[A run of records]
——
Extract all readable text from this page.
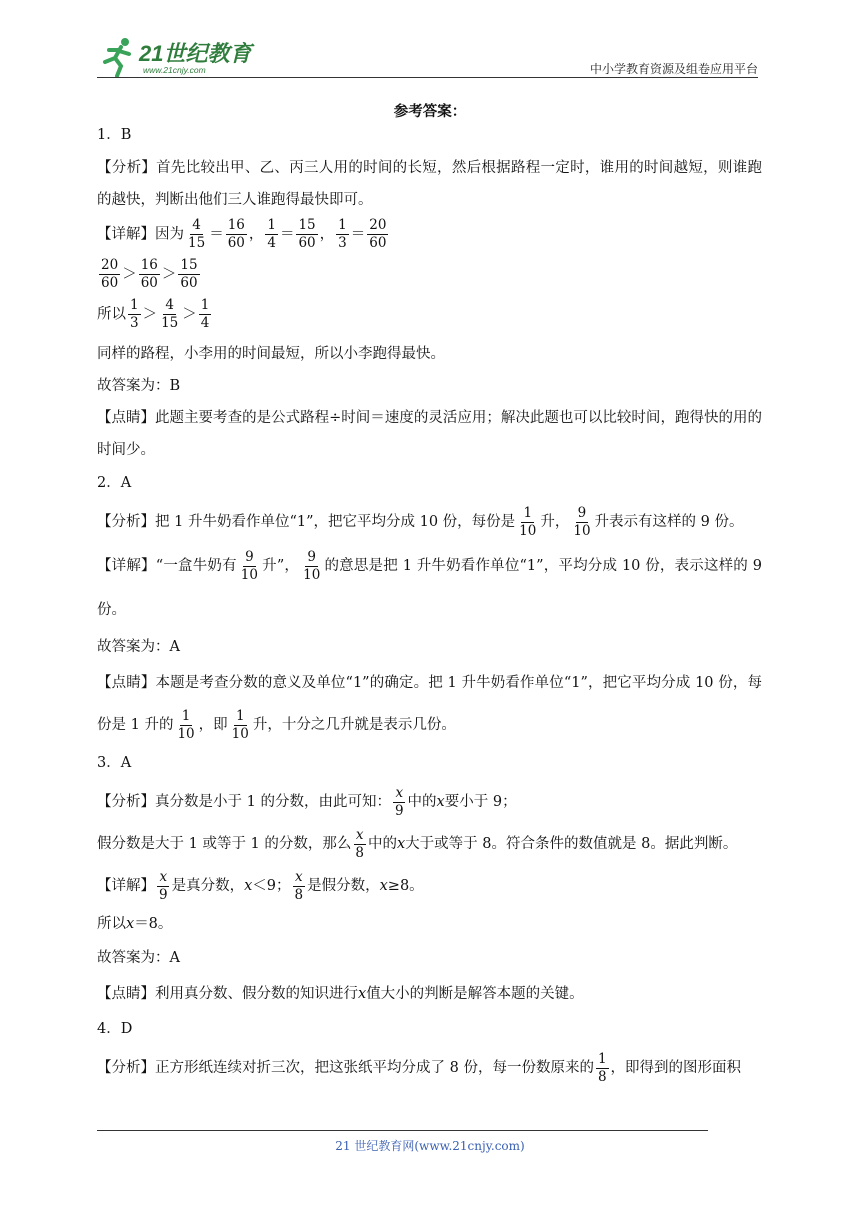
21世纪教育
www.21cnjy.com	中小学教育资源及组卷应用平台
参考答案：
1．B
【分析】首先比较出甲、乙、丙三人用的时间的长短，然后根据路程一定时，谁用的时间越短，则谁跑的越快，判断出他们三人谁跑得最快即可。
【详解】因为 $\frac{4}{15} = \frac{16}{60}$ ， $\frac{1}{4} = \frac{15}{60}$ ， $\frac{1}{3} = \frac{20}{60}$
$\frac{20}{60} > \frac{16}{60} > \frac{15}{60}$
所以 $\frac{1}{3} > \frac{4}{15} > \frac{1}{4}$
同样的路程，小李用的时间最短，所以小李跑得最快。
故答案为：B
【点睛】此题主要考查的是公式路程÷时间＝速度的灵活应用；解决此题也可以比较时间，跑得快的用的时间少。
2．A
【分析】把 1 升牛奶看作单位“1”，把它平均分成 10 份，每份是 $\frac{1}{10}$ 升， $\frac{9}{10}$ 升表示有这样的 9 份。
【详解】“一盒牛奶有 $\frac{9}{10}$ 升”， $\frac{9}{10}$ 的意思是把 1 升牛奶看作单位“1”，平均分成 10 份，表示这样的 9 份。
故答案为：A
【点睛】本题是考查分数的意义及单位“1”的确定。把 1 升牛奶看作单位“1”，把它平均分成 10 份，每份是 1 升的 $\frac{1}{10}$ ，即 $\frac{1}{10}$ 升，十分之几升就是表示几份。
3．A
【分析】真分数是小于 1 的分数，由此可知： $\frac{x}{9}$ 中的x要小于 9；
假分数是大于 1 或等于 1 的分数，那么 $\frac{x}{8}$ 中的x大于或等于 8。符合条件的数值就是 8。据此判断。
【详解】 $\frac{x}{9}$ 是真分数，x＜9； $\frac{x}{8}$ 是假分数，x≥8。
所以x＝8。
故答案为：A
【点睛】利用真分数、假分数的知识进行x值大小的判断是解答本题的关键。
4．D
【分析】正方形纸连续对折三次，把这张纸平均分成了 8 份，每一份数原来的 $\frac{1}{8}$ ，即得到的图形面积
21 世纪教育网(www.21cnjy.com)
——
TASK:
Your answer should be one number: how many lines in the material above contain the string "frac".

SOLUTION FOR THIS PROBLEM:
10